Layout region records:
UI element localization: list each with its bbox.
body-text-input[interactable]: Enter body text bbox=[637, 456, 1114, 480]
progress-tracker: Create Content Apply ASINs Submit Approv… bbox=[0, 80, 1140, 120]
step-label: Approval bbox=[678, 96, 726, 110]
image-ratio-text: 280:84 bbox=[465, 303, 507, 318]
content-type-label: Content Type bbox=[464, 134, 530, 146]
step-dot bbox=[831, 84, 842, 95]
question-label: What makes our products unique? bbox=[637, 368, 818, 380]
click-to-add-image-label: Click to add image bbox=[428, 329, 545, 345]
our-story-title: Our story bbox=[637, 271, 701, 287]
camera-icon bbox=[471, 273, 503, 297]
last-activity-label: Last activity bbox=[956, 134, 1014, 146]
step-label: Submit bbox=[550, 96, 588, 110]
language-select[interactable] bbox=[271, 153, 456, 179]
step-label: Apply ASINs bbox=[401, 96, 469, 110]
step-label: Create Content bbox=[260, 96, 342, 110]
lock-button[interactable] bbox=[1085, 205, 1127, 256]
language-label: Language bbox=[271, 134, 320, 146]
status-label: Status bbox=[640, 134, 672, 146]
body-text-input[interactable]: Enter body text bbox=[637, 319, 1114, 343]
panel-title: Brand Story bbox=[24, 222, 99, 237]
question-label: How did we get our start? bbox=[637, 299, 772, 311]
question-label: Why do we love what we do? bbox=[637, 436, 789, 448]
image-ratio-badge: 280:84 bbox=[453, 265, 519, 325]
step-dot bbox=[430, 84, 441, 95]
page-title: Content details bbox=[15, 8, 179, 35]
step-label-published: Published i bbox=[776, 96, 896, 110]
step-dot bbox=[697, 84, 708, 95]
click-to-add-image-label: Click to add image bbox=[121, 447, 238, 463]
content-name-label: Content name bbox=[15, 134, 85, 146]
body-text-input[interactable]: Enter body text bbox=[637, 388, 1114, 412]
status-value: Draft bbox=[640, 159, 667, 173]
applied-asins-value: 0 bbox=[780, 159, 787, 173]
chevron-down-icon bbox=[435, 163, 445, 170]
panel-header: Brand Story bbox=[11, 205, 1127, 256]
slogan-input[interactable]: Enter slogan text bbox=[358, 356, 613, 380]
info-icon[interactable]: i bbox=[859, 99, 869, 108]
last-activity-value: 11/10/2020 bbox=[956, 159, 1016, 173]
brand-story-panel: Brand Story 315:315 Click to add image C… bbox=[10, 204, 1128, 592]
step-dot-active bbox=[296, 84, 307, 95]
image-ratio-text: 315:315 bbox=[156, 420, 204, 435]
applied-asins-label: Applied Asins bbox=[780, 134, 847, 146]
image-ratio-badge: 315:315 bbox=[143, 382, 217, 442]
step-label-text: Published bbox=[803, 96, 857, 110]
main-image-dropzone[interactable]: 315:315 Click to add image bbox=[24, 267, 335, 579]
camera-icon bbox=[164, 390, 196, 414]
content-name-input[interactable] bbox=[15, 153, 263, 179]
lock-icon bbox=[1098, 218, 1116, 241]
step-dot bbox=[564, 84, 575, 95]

Task description: Render every line of the layout region records above as a Markdown table with two columns, Row and Entry. Number the rows in order in Row, put each line in Entry, and omit blank lines.

Solution to this exercise:
| Row | Entry |
|---|---|
| 1 | UI element localization: list each with its bbox. |
| 2 | body-text-input[interactable]: Enter body text bbox=[637, 456, 1114, 480] |
| 3 | progress-tracker: Create Content Apply ASINs Submit Approv… bbox=[0, 80, 1140, 120] |
| 4 | step-label: Approval bbox=[678, 96, 726, 110] |
| 5 | image-ratio-text: 280:84 bbox=[465, 303, 507, 318] |
| 6 | content-type-label: Content Type bbox=[464, 134, 530, 146] |
| 7 | step-dot bbox=[831, 84, 842, 95] |
| 8 | question-label: What makes our products unique? bbox=[637, 368, 818, 380] |
| 9 | click-to-add-image-label: Click to add image bbox=[428, 329, 545, 345] |
| 10 | our-story-title: Our story bbox=[637, 271, 701, 287] |
| 11 | camera-icon bbox=[471, 273, 503, 297] |
| 12 | last-activity-label: Last activity bbox=[956, 134, 1014, 146] |
| 13 | step-label: Submit bbox=[550, 96, 588, 110] |
| 14 | language-select[interactable] bbox=[271, 153, 456, 179] |
| 15 | step-label: Apply ASINs bbox=[401, 96, 469, 110] |
| 16 | step-label: Create Content bbox=[260, 96, 342, 110] |
| 17 | lock-button[interactable] bbox=[1085, 205, 1127, 256] |
| 18 | language-label: Language bbox=[271, 134, 320, 146] |
| 19 | status-label: Status bbox=[640, 134, 672, 146] |
| 20 | body-text-input[interactable]: Enter body text bbox=[637, 319, 1114, 343] |
| 21 | panel-title: Brand Story bbox=[24, 222, 99, 237] |
| 22 | question-label: How did we get our start? bbox=[637, 299, 772, 311] |
| 23 | question-label: Why do we love what we do? bbox=[637, 436, 789, 448] |
| 24 | image-ratio-badge: 280:84 bbox=[453, 265, 519, 325] |
| 25 | step-dot bbox=[430, 84, 441, 95] |
| 26 | page-title: Content details bbox=[15, 8, 179, 35] |
| 27 | step-label-published: Published i bbox=[776, 96, 896, 110] |
| 28 | step-dot bbox=[697, 84, 708, 95] |
| 29 | click-to-add-image-label: Click to add image bbox=[121, 447, 238, 463] |
| 30 | content-name-label: Content name bbox=[15, 134, 85, 146] |
| 31 | body-text-input[interactable]: Enter body text bbox=[637, 388, 1114, 412] |
| 32 | status-value: Draft bbox=[640, 159, 667, 173] |
| 33 | applied-asins-value: 0 bbox=[780, 159, 787, 173] |
| 34 | chevron-down-icon bbox=[435, 163, 445, 170] |
| 35 | panel-header: Brand Story bbox=[11, 205, 1127, 256] |
| 36 | slogan-input[interactable]: Enter slogan text bbox=[358, 356, 613, 380] |
| 37 | info-icon[interactable]: i bbox=[859, 99, 869, 108] |
| 38 | last-activity-value: 11/10/2020 bbox=[956, 159, 1016, 173] |
| 39 | brand-story-panel: Brand Story 315:315 Click to add image C… bbox=[10, 204, 1128, 592] |
| 40 | step-dot-active bbox=[296, 84, 307, 95] |
| 41 | image-ratio-text: 315:315 bbox=[156, 420, 204, 435] |
| 42 | applied-asins-label: Applied Asins bbox=[780, 134, 847, 146] |
| 43 | image-ratio-badge: 315:315 bbox=[143, 382, 217, 442] |
| 44 | step-label-text: Published bbox=[803, 96, 857, 110] |
| 45 | main-image-dropzone[interactable]: 315:315 Click to add image bbox=[24, 267, 335, 579] |
| 46 | camera-icon bbox=[164, 390, 196, 414] |
| 47 | content-name-input[interactable] bbox=[15, 153, 263, 179] |
| 48 | lock-icon bbox=[1098, 218, 1116, 241] |
| 49 | step-dot bbox=[564, 84, 575, 95] |